Print out every line, exactly as written.

═══

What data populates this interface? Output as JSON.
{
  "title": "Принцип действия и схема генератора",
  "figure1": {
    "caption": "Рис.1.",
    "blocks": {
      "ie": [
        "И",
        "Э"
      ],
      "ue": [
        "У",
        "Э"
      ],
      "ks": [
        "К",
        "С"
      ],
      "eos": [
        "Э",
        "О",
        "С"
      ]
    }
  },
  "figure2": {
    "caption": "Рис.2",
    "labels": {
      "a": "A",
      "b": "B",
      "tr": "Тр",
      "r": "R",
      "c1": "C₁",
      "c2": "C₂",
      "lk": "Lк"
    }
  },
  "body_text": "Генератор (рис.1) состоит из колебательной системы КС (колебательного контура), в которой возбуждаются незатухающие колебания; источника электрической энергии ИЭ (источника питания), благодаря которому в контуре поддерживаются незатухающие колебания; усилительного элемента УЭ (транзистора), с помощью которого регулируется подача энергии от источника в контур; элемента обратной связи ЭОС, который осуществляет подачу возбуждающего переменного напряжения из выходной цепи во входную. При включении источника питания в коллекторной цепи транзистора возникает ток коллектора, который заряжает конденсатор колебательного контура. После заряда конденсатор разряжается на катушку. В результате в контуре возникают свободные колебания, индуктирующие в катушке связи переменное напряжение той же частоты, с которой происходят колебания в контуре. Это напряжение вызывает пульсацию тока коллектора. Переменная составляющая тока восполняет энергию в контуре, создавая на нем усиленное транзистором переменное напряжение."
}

═══

▶ [EXERCISE ANSWER]
What data populates this interface? Output as JSON.
{
  "title": "Принцип действия и схема генератора",
  "figure1": {
    "caption": "Рис.1.",
    "blocks": {
      "ie": [
        "И",
        "Э"
      ],
      "ue": [
        "У",
        "Э"
      ],
      "ks": [
        "К",
        "С"
      ],
      "eos": [
        "Э",
        "О",
        "С"
      ]
    }
  },
  "figure2": {
    "caption": "Рис.2",
    "labels": {
      "a": "A",
      "b": "B",
      "tr": "Тр",
      "r": "R",
      "c1": "C₁",
      "c2": "C₂",
      "lk": "Lк"
    }
  },
  "body_text": "Генератор (рис.1) состоит из колебательной системы КС (колебательного контура), в которой возбуждаются незатухающие колебания; источника электрической энергии ИЭ (источника питания), благодаря которому в контуре поддерживаются незатухающие колебания; усилительного элемента УЭ (транзистора), с помощью которого регулируется подача энергии от источника в контур; элемента обратной связи ЭОС, который осуществляет подачу возбуждающего переменного напряжения из выходной цепи во входную. При включении источника питания в коллекторной цепи транзистора возникает ток коллектора, который заряжает конденсатор колебательного контура. После заряда конденсатор разряжается на катушку. В результате в контуре возникают свободные колебания, индуктирующие в катушке связи переменное напряжение той же частоты, с которой происходят колебания в контуре. Это напряжение вызывает пульсацию тока коллектора. Переменная составляющая тока восполняет энергию в контуре, создавая на нем усиленное транзистором переменное напряжение."
}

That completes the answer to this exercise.